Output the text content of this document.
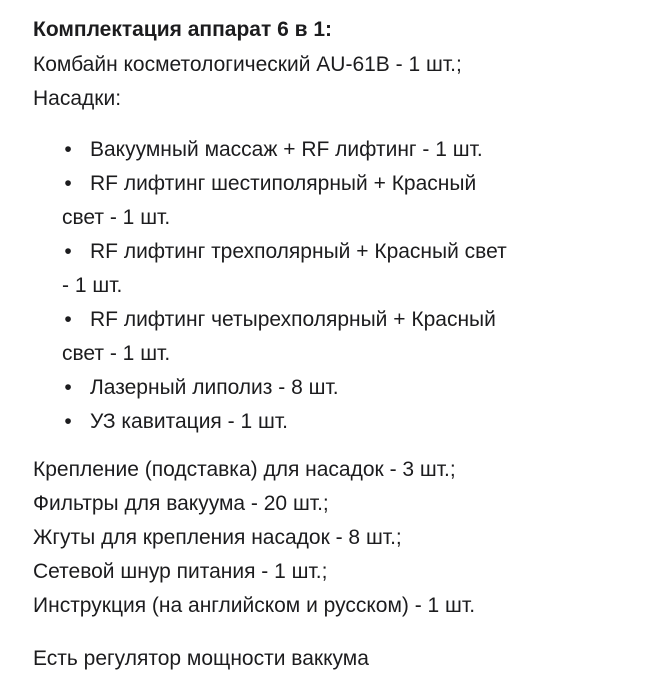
Комплектация аппарат 6 в 1:
Комбайн косметологический AU-61B - 1 шт.;
Насадки:
• Вакуумный массаж + RF лифтинг - 1 шт.
• RF лифтинг шестиполярный + Красный
свет - 1 шт.
• RF лифтинг трехполярный + Красный свет
- 1 шт.
• RF лифтинг четырехполярный + Красный
свет - 1 шт.
• Лазерный липолиз - 8 шт.
• УЗ кавитация - 1 шт.
Крепление (подставка) для насадок - 3 шт.;
Фильтры для вакуума - 20 шт.;
Жгуты для крепления насадок - 8 шт.;
Сетевой шнур питания - 1 шт.;
Инструкция (на английском и русском) - 1 шт.
Есть регулятор мощности ваккума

- _Exercise_: Reproduce all the records verbatim, excluding images.

- _Answer below_:
Output the text content of this document.
Комплектация аппарат 6 в 1:
Комбайн косметологический AU-61B - 1 шт.;
Насадки:
• Вакуумный массаж + RF лифтинг - 1 шт.
• RF лифтинг шестиполярный + Красный
свет - 1 шт.
• RF лифтинг трехполярный + Красный свет
- 1 шт.
• RF лифтинг четырехполярный + Красный
свет - 1 шт.
• Лазерный липолиз - 8 шт.
• УЗ кавитация - 1 шт.
Крепление (подставка) для насадок - 3 шт.;
Фильтры для вакуума - 20 шт.;
Жгуты для крепления насадок - 8 шт.;
Сетевой шнур питания - 1 шт.;
Инструкция (на английском и русском) - 1 шт.
Есть регулятор мощности ваккума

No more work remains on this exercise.